begin EXERCISE INPUTS

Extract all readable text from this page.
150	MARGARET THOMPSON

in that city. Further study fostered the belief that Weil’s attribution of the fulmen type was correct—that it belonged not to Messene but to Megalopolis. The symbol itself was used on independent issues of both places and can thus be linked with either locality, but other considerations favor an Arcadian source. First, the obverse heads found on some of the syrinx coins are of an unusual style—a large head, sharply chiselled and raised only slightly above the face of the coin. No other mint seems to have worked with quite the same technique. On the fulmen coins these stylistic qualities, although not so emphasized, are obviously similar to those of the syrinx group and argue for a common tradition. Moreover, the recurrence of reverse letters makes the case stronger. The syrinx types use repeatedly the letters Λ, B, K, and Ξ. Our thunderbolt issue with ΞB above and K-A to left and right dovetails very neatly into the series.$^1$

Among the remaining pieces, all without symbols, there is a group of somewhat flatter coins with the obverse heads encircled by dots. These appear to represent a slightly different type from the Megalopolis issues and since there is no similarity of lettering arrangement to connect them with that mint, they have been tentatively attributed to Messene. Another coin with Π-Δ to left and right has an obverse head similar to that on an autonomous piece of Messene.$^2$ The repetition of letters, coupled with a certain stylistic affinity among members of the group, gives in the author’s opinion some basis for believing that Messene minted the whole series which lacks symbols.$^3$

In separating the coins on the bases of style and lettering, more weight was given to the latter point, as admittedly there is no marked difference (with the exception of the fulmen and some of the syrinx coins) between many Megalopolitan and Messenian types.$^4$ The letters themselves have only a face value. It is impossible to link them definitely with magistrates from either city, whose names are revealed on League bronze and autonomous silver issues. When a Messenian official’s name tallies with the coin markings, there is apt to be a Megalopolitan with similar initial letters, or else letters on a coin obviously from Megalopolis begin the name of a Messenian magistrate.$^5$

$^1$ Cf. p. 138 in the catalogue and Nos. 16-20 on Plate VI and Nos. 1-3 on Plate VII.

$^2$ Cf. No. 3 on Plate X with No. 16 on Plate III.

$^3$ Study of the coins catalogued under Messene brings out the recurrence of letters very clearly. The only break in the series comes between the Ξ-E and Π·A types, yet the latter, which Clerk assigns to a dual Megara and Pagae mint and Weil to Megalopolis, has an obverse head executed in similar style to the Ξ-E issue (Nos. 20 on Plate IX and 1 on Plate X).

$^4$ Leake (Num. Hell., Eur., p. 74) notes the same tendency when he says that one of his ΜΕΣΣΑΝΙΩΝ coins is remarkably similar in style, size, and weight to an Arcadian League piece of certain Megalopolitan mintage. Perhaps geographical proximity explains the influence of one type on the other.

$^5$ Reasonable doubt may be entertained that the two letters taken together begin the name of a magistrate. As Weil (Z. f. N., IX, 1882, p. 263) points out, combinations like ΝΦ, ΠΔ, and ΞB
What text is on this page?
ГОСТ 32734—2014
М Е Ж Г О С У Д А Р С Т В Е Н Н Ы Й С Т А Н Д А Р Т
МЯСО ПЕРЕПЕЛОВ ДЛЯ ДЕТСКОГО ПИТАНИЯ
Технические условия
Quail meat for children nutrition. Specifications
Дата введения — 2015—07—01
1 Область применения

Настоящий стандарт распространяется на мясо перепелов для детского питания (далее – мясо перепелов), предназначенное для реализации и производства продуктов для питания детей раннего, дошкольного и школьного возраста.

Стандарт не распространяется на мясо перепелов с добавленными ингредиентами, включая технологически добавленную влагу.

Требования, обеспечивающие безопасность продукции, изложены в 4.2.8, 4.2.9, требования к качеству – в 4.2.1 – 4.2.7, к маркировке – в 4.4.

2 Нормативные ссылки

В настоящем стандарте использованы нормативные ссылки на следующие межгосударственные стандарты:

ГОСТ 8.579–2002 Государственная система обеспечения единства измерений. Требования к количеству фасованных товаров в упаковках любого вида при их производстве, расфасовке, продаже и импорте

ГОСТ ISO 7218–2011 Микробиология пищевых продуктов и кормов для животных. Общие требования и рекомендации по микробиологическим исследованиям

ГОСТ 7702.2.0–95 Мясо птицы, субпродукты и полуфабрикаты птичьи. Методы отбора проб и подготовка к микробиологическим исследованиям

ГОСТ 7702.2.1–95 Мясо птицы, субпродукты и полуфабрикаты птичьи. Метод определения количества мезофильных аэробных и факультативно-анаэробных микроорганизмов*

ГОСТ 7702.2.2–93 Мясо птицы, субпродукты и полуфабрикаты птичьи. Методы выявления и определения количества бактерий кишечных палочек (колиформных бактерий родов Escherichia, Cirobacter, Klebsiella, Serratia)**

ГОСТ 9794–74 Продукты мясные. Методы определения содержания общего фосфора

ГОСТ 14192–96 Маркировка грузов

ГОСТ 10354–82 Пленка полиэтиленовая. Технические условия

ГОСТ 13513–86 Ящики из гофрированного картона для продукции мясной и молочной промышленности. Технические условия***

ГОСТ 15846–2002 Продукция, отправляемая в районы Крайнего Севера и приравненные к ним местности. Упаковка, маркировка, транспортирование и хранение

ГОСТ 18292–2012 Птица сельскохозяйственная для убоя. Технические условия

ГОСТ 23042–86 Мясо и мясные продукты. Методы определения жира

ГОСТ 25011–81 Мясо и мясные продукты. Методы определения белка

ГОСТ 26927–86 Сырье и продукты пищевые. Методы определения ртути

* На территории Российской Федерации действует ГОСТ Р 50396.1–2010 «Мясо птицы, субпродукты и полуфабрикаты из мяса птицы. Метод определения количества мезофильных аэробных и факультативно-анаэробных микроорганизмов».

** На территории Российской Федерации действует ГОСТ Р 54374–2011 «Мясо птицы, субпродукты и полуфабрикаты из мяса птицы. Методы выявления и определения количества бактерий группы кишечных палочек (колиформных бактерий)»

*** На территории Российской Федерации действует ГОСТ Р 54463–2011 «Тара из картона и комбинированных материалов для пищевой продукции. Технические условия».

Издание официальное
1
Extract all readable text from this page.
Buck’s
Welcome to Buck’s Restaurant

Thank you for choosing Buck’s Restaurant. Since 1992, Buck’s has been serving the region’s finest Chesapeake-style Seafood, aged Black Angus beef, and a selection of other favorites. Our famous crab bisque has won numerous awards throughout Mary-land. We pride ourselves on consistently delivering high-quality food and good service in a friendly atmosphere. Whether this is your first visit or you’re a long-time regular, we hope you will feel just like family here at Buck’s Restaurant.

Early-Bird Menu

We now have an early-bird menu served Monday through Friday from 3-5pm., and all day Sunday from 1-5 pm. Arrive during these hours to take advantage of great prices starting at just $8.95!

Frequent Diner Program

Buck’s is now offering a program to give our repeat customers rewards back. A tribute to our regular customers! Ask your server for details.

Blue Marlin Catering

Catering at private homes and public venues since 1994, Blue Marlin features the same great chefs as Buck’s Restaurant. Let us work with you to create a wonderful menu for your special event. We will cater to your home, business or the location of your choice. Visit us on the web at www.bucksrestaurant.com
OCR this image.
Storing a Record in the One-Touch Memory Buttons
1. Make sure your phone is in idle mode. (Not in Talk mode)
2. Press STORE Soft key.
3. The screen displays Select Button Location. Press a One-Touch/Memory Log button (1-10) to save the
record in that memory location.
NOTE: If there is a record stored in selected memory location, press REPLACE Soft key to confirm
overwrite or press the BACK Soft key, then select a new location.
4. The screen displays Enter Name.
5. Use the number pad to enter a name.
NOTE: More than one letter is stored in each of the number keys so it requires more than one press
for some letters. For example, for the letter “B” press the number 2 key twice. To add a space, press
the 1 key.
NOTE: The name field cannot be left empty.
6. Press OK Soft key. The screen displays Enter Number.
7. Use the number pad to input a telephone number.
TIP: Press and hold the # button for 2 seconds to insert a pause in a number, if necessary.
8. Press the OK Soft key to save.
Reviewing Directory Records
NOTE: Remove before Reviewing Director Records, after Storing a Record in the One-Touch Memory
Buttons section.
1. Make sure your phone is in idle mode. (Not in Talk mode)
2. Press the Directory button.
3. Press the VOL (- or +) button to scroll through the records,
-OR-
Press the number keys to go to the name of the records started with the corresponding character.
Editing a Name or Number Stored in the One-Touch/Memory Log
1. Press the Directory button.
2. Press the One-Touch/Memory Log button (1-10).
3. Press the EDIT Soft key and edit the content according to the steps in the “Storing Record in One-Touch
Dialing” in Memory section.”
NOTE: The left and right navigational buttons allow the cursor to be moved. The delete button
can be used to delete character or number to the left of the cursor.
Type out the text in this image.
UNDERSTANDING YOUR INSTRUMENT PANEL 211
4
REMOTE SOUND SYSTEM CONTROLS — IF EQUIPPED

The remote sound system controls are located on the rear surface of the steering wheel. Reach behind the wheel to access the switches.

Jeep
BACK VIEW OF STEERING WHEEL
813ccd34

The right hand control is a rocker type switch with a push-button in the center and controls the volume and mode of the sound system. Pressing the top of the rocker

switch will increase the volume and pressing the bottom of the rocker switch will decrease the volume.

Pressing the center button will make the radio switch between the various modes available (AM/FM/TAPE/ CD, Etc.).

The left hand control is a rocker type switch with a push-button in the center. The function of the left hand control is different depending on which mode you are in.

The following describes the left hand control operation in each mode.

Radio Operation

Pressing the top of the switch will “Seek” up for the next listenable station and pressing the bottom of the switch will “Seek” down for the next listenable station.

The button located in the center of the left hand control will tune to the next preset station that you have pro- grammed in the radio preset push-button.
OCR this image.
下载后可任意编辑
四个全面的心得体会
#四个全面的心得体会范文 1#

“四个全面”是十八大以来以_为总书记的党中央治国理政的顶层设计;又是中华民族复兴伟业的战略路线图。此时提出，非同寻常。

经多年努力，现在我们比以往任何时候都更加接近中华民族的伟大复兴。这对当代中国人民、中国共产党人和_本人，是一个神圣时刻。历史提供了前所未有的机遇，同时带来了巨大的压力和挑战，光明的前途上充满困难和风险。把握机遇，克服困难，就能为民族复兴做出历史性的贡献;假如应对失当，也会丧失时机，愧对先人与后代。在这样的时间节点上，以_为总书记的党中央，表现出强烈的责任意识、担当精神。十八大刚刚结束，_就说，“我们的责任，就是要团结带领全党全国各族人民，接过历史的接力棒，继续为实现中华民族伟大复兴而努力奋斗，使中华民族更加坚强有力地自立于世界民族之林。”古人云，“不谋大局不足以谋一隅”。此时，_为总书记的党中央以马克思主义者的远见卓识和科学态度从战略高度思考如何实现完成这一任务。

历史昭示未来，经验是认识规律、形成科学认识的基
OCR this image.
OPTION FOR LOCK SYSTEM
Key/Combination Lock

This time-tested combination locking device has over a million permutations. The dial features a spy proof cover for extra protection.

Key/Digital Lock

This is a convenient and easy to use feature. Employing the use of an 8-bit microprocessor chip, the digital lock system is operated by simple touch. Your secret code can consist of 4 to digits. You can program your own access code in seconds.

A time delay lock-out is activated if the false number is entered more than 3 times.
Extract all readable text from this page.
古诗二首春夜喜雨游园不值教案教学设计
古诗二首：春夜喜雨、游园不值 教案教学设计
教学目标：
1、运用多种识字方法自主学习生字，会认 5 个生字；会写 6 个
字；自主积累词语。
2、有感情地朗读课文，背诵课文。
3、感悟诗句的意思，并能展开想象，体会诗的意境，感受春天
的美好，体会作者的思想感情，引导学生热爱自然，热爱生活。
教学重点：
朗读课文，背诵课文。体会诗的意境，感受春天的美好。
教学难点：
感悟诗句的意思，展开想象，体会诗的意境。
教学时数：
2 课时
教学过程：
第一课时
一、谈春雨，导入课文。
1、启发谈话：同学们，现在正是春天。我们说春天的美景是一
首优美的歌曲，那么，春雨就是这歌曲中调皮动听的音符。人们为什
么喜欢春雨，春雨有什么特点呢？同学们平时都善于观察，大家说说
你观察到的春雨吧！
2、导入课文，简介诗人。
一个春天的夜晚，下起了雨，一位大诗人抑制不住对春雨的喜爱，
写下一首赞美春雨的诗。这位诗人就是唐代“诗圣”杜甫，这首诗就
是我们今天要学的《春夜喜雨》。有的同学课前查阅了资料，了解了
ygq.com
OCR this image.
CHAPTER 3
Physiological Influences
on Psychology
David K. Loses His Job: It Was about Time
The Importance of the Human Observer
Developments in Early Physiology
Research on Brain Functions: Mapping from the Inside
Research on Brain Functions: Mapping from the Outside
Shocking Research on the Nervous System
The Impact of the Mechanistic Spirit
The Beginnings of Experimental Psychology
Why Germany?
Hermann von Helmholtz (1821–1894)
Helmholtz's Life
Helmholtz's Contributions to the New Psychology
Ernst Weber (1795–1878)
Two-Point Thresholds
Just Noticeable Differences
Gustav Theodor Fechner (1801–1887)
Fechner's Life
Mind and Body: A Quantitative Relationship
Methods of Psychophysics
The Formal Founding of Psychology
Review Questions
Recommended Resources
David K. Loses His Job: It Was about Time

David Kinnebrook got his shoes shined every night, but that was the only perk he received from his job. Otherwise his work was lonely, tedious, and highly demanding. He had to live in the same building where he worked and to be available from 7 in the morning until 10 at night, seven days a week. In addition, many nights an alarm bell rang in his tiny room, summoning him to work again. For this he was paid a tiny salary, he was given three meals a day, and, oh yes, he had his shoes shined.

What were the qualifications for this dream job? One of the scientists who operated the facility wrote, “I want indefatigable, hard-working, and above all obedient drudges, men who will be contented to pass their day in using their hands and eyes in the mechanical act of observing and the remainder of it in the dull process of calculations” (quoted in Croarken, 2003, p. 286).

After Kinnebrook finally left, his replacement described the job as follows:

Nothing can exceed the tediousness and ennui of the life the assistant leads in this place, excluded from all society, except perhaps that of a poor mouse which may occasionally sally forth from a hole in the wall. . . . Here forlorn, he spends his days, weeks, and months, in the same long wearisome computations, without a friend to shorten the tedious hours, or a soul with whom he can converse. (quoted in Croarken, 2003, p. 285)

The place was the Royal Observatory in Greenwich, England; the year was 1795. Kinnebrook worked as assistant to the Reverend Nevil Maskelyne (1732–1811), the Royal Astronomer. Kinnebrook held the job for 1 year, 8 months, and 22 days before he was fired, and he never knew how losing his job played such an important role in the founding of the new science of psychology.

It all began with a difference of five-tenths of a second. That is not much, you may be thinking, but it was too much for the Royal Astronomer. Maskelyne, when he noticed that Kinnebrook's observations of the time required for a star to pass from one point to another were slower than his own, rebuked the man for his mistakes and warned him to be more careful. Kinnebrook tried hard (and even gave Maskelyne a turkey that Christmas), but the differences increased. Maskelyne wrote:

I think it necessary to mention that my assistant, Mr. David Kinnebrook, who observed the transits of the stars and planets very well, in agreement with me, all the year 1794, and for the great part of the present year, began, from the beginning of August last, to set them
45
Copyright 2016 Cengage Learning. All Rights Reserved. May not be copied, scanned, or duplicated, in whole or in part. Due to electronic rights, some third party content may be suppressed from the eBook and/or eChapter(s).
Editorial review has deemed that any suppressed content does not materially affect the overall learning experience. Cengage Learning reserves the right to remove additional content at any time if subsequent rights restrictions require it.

end EXERCISE INPUTS

◆ **TASK DETAILS**: Gather each line from the listing above that holds "背诵课文".

◆ **RESPONSE TO THE EXERCISE**:
2、有感情地朗读课文，背诵课文。
朗读课文，背诵课文。体会诗的意境，感受春天的美好。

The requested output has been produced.